[START Excerpted passage]
202. If you’re out of shaving cream, lotion or
sunscreen makes a decent substitute;
203. If you’re really motivated, you can drive
from D.C. to Baltimore in a ½ hour (in moderate to light traffic);
204. It’s not every day that you see a tall,
stunning blonde, wearing a floor-length, pink dress with high heels, stride out
of a stall in the men’s restroom, when you’re standing at a urinal peeing . . .
not that I’m complaining;
205. Kobe beef is very tender;
206. The winter salad (i.e., apples, applewood
smoked bacon, candied almonds, candied pistachios, field greens, goat cheese
and pulled pheasant with a bacon-molasses vinaigrette) at Daniel O’Connell’s
Restaurant (DanielOConnells.com) is outstanding. It’s so good that I would actually eat it as
an entrĂ©e. . . . That’s saying a lot because that may be the second time I’ve
ever said anything like that about a salad;
207. The Ritz-Carlton in Pentagon City isn’t all
that impressive, at least the ballrooms aren’t . . . and it’s kind of hard to
find;
208. On Mondays after 3:00 PM, for $4.99 you can
get a large, cheese pizza at Jerry’s Subs & Pizza (Jerrys-Subs.com). Toppings are an extra $1.50 each;
209. Life can be pretty unbearable when you’re in
a bad situation and there’s no hope of getting out;
210. It’s probably not a good idea to eat an
individual, deep dish, pepperoni pizza and 1-¾ individual, deep dish, sausage
pizzas from Uno’s Chicago Grill (Unos.com) in one sitting. . . . For every bite
you take, it’s one step closer to a heart attack;
211. The “Exorcist steps” in Georgetown are pretty
steep;
212. National Geographic makes concert films (in
3-D no less). . . . Who knew?
[END Excerpted passage]
**Directive A**
In the list, what is the Monday price after 3:00 PM for a large cheese pizza at Jerry's Subs & Pizza?
**Directive B**
Extract from the list the passage that begins at the words "202. If you’re" and ends after the words "peeing . . .".
The entries after this point come from a different source than the list.
[START Provided records]
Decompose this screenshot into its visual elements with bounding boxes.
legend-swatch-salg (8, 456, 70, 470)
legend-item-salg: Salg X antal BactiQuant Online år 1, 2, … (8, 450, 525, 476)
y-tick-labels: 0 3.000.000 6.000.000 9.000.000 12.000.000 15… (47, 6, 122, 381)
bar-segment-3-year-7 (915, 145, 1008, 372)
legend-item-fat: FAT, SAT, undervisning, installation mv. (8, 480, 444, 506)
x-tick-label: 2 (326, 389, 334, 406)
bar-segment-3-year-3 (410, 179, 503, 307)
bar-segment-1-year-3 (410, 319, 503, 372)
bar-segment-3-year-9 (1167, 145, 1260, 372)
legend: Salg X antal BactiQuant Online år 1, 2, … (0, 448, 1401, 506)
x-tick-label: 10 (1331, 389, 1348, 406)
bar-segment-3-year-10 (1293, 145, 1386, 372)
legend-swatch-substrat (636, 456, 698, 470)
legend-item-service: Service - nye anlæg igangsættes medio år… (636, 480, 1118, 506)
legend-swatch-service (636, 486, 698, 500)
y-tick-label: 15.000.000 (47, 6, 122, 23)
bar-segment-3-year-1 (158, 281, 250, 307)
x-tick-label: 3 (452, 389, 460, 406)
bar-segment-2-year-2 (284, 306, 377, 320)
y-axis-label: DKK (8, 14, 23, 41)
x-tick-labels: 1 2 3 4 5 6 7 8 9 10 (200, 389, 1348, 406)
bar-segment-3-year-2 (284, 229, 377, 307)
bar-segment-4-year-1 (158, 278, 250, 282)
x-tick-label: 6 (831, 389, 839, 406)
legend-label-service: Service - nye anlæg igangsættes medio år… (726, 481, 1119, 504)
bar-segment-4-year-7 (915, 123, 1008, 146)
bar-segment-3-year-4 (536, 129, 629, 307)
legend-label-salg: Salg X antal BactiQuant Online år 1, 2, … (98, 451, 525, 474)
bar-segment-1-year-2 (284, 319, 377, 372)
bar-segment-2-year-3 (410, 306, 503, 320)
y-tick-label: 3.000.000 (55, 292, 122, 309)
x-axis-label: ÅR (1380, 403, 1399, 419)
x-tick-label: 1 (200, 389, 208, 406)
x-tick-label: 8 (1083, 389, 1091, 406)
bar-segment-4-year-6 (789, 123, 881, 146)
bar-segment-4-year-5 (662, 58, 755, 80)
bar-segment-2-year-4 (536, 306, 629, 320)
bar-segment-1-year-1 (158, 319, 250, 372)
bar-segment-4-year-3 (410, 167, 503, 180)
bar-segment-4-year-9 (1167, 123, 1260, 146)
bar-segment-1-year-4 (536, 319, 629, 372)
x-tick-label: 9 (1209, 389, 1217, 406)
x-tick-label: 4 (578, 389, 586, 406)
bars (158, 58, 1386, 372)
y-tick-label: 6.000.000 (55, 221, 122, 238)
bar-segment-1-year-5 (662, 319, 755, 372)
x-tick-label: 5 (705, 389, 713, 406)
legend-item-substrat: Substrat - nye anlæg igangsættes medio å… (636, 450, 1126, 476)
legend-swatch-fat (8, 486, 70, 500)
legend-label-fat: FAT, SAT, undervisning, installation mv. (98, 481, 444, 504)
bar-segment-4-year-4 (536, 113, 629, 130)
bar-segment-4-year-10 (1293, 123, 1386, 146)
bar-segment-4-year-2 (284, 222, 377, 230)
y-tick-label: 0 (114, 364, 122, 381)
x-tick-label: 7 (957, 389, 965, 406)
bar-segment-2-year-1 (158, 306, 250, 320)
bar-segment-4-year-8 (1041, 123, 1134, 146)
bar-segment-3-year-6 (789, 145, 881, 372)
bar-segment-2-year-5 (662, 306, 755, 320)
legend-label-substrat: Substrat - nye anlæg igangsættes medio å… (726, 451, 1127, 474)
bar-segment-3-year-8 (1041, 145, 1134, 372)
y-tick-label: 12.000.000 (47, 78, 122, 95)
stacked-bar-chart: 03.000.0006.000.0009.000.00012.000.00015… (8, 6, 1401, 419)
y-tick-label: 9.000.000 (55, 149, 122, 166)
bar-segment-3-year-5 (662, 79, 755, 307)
[END Provided records]
**Full answer A**
$4.99

**Full answer B**
202. If you’re out of shaving cream, lotion or
sunscreen makes a decent substitute;
203. If you’re really motivated, you can drive
from D.C. to Baltimore in a ½ hour (in moderate to light traffic);
204. It’s not every day that you see a tall,
stunning blonde, wearing a floor-length, pink dress with high heels, stride out
of a stall in the men’s restroom, when you’re standing at a urinal peeing . . .